(GOAL): Retype the complete listing exactly as it appears.

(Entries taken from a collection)
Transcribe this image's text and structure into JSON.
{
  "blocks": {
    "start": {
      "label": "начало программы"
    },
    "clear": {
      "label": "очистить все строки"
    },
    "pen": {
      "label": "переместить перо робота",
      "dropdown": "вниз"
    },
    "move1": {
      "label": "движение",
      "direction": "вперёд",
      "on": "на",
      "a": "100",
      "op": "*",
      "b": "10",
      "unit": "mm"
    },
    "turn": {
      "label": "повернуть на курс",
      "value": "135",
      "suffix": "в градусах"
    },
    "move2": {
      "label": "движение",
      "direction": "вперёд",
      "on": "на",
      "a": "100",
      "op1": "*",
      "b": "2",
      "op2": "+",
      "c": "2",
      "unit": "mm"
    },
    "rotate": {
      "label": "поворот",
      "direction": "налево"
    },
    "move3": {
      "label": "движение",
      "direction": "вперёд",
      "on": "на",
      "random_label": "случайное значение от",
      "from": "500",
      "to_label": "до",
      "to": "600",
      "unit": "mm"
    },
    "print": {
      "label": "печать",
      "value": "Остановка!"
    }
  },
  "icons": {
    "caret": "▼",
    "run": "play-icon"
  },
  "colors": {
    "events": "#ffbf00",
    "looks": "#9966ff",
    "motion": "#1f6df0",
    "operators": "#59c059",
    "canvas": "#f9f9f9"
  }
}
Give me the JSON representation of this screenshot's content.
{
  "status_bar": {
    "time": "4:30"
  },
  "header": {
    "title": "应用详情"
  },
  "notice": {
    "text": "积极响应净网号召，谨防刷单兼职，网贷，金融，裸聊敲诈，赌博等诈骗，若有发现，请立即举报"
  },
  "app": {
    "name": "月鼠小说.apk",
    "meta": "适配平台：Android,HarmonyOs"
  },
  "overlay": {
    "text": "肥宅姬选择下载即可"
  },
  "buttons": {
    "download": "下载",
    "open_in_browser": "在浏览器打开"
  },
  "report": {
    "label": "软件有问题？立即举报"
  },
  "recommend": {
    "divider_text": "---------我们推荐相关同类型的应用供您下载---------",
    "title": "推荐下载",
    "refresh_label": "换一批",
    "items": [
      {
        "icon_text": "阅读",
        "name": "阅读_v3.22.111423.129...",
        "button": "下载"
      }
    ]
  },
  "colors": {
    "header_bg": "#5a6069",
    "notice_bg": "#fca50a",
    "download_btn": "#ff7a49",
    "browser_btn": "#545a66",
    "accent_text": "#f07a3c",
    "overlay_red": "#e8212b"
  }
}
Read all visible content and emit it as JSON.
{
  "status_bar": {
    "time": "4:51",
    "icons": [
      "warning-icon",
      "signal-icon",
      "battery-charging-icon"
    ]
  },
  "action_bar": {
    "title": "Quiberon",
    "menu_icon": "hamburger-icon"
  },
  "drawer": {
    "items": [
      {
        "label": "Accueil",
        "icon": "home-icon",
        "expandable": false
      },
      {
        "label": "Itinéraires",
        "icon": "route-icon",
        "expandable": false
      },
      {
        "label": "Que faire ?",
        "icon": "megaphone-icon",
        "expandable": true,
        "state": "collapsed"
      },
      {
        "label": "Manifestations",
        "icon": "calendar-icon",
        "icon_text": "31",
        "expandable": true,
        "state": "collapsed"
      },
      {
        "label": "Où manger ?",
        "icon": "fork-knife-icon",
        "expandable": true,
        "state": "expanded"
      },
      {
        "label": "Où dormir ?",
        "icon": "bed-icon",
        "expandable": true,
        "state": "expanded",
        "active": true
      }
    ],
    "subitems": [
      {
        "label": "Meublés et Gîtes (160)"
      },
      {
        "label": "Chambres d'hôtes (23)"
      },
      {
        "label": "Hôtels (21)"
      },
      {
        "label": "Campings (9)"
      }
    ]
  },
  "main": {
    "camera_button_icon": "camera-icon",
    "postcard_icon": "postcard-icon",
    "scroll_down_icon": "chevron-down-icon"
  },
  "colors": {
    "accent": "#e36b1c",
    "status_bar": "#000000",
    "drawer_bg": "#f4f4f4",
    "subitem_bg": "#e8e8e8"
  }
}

(FINAL ANSWER):
Transcribe this image's text and structure into JSON.
{
  "blocks": {
    "start": {
      "label": "начало программы"
    },
    "clear": {
      "label": "очистить все строки"
    },
    "pen": {
      "label": "переместить перо робота",
      "dropdown": "вниз"
    },
    "move1": {
      "label": "движение",
      "direction": "вперёд",
      "on": "на",
      "a": "100",
      "op": "*",
      "b": "10",
      "unit": "mm"
    },
    "turn": {
      "label": "повернуть на курс",
      "value": "135",
      "suffix": "в градусах"
    },
    "move2": {
      "label": "движение",
      "direction": "вперёд",
      "on": "на",
      "a": "100",
      "op1": "*",
      "b": "2",
      "op2": "+",
      "c": "2",
      "unit": "mm"
    },
    "rotate": {
      "label": "поворот",
      "direction": "налево"
    },
    "move3": {
      "label": "движение",
      "direction": "вперёд",
      "on": "на",
      "random_label": "случайное значение от",
      "from": "500",
      "to_label": "до",
      "to": "600",
      "unit": "mm"
    },
    "print": {
      "label": "печать",
      "value": "Остановка!"
    }
  },
  "icons": {
    "caret": "▼",
    "run": "play-icon"
  },
  "colors": {
    "events": "#ffbf00",
    "looks": "#9966ff",
    "motion": "#1f6df0",
    "operators": "#59c059",
    "canvas": "#f9f9f9"
  }
}
Give me the JSON representation of this screenshot's content.
{
  "status_bar": {
    "time": "4:30"
  },
  "header": {
    "title": "应用详情"
  },
  "notice": {
    "text": "积极响应净网号召，谨防刷单兼职，网贷，金融，裸聊敲诈，赌博等诈骗，若有发现，请立即举报"
  },
  "app": {
    "name": "月鼠小说.apk",
    "meta": "适配平台：Android,HarmonyOs"
  },
  "overlay": {
    "text": "肥宅姬选择下载即可"
  },
  "buttons": {
    "download": "下载",
    "open_in_browser": "在浏览器打开"
  },
  "report": {
    "label": "软件有问题？立即举报"
  },
  "recommend": {
    "divider_text": "---------我们推荐相关同类型的应用供您下载---------",
    "title": "推荐下载",
    "refresh_label": "换一批",
    "items": [
      {
        "icon_text": "阅读",
        "name": "阅读_v3.22.111423.129...",
        "button": "下载"
      }
    ]
  },
  "colors": {
    "header_bg": "#5a6069",
    "notice_bg": "#fca50a",
    "download_btn": "#ff7a49",
    "browser_btn": "#545a66",
    "accent_text": "#f07a3c",
    "overlay_red": "#e8212b"
  }
}
Read all visible content and emit it as JSON.
{
  "status_bar": {
    "time": "4:51",
    "icons": [
      "warning-icon",
      "signal-icon",
      "battery-charging-icon"
    ]
  },
  "action_bar": {
    "title": "Quiberon",
    "menu_icon": "hamburger-icon"
  },
  "drawer": {
    "items": [
      {
        "label": "Accueil",
        "icon": "home-icon",
        "expandable": false
      },
      {
        "label": "Itinéraires",
        "icon": "route-icon",
        "expandable": false
      },
      {
        "label": "Que faire ?",
        "icon": "megaphone-icon",
        "expandable": true,
        "state": "collapsed"
      },
      {
        "label": "Manifestations",
        "icon": "calendar-icon",
        "icon_text": "31",
        "expandable": true,
        "state": "collapsed"
      },
      {
        "label": "Où manger ?",
        "icon": "fork-knife-icon",
        "expandable": true,
        "state": "expanded"
      },
      {
        "label": "Où dormir ?",
        "icon": "bed-icon",
        "expandable": true,
        "state": "expanded",
        "active": true
      }
    ],
    "subitems": [
      {
        "label": "Meublés et Gîtes (160)"
      },
      {
        "label": "Chambres d'hôtes (23)"
      },
      {
        "label": "Hôtels (21)"
      },
      {
        "label": "Campings (9)"
      }
    ]
  },
  "main": {
    "camera_button_icon": "camera-icon",
    "postcard_icon": "postcard-icon",
    "scroll_down_icon": "chevron-down-icon"
  },
  "colors": {
    "accent": "#e36b1c",
    "status_bar": "#000000",
    "drawer_bg": "#f4f4f4",
    "subitem_bg": "#e8e8e8"
  }
}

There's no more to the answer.